§ Work to be completed
Copy out all of the material, matching it word for word.

§ Listed entries
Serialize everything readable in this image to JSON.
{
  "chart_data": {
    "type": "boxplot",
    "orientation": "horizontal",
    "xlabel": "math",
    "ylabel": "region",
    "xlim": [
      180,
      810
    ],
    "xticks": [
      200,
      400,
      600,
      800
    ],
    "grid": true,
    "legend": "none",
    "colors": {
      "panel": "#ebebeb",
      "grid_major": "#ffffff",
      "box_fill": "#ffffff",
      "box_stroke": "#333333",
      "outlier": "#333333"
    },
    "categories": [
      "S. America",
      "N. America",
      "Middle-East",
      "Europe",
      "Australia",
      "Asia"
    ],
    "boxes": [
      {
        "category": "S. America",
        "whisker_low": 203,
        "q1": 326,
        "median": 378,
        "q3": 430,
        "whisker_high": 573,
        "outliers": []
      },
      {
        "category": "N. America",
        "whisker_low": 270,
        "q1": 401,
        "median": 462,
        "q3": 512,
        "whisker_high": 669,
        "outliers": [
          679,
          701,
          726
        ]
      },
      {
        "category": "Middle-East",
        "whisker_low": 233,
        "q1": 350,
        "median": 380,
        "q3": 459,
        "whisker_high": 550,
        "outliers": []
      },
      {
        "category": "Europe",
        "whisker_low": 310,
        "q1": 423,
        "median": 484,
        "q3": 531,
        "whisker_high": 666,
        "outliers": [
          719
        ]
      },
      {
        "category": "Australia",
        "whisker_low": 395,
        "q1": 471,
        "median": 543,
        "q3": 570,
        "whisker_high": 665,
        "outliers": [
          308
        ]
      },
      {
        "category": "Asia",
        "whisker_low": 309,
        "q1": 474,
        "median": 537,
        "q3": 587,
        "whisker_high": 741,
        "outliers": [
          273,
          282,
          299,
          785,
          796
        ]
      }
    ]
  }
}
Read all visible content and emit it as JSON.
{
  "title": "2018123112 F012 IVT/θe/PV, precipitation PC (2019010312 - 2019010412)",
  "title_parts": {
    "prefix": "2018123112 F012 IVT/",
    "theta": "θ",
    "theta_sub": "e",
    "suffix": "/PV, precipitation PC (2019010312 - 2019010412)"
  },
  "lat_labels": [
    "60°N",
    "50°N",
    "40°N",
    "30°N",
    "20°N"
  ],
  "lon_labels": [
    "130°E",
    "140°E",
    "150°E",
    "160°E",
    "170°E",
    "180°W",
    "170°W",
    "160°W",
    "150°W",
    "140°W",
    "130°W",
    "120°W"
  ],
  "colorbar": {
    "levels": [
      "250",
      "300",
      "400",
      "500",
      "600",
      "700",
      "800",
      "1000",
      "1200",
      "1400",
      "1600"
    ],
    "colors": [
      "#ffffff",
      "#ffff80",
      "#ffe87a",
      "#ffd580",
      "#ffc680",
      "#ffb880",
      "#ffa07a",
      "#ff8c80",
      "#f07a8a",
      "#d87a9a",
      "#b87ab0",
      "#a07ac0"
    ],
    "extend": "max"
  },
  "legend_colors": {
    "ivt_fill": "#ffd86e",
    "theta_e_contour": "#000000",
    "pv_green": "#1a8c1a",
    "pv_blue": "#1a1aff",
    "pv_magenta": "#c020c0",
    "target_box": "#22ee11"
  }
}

§ Complete response
Serialize everything readable in this image to JSON.
{
  "chart_data": {
    "type": "boxplot",
    "orientation": "horizontal",
    "xlabel": "math",
    "ylabel": "region",
    "xlim": [
      180,
      810
    ],
    "xticks": [
      200,
      400,
      600,
      800
    ],
    "grid": true,
    "legend": "none",
    "colors": {
      "panel": "#ebebeb",
      "grid_major": "#ffffff",
      "box_fill": "#ffffff",
      "box_stroke": "#333333",
      "outlier": "#333333"
    },
    "categories": [
      "S. America",
      "N. America",
      "Middle-East",
      "Europe",
      "Australia",
      "Asia"
    ],
    "boxes": [
      {
        "category": "S. America",
        "whisker_low": 203,
        "q1": 326,
        "median": 378,
        "q3": 430,
        "whisker_high": 573,
        "outliers": []
      },
      {
        "category": "N. America",
        "whisker_low": 270,
        "q1": 401,
        "median": 462,
        "q3": 512,
        "whisker_high": 669,
        "outliers": [
          679,
          701,
          726
        ]
      },
      {
        "category": "Middle-East",
        "whisker_low": 233,
        "q1": 350,
        "median": 380,
        "q3": 459,
        "whisker_high": 550,
        "outliers": []
      },
      {
        "category": "Europe",
        "whisker_low": 310,
        "q1": 423,
        "median": 484,
        "q3": 531,
        "whisker_high": 666,
        "outliers": [
          719
        ]
      },
      {
        "category": "Australia",
        "whisker_low": 395,
        "q1": 471,
        "median": 543,
        "q3": 570,
        "whisker_high": 665,
        "outliers": [
          308
        ]
      },
      {
        "category": "Asia",
        "whisker_low": 309,
        "q1": 474,
        "median": 537,
        "q3": 587,
        "whisker_high": 741,
        "outliers": [
          273,
          282,
          299,
          785,
          796
        ]
      }
    ]
  }
}
Read all visible content and emit it as JSON.
{
  "title": "2018123112 F012 IVT/θe/PV, precipitation PC (2019010312 - 2019010412)",
  "title_parts": {
    "prefix": "2018123112 F012 IVT/",
    "theta": "θ",
    "theta_sub": "e",
    "suffix": "/PV, precipitation PC (2019010312 - 2019010412)"
  },
  "lat_labels": [
    "60°N",
    "50°N",
    "40°N",
    "30°N",
    "20°N"
  ],
  "lon_labels": [
    "130°E",
    "140°E",
    "150°E",
    "160°E",
    "170°E",
    "180°W",
    "170°W",
    "160°W",
    "150°W",
    "140°W",
    "130°W",
    "120°W"
  ],
  "colorbar": {
    "levels": [
      "250",
      "300",
      "400",
      "500",
      "600",
      "700",
      "800",
      "1000",
      "1200",
      "1400",
      "1600"
    ],
    "colors": [
      "#ffffff",
      "#ffff80",
      "#ffe87a",
      "#ffd580",
      "#ffc680",
      "#ffb880",
      "#ffa07a",
      "#ff8c80",
      "#f07a8a",
      "#d87a9a",
      "#b87ab0",
      "#a07ac0"
    ],
    "extend": "max"
  },
  "legend_colors": {
    "ivt_fill": "#ffd86e",
    "theta_e_contour": "#000000",
    "pv_green": "#1a8c1a",
    "pv_blue": "#1a1aff",
    "pv_magenta": "#c020c0",
    "target_box": "#22ee11"
  }
}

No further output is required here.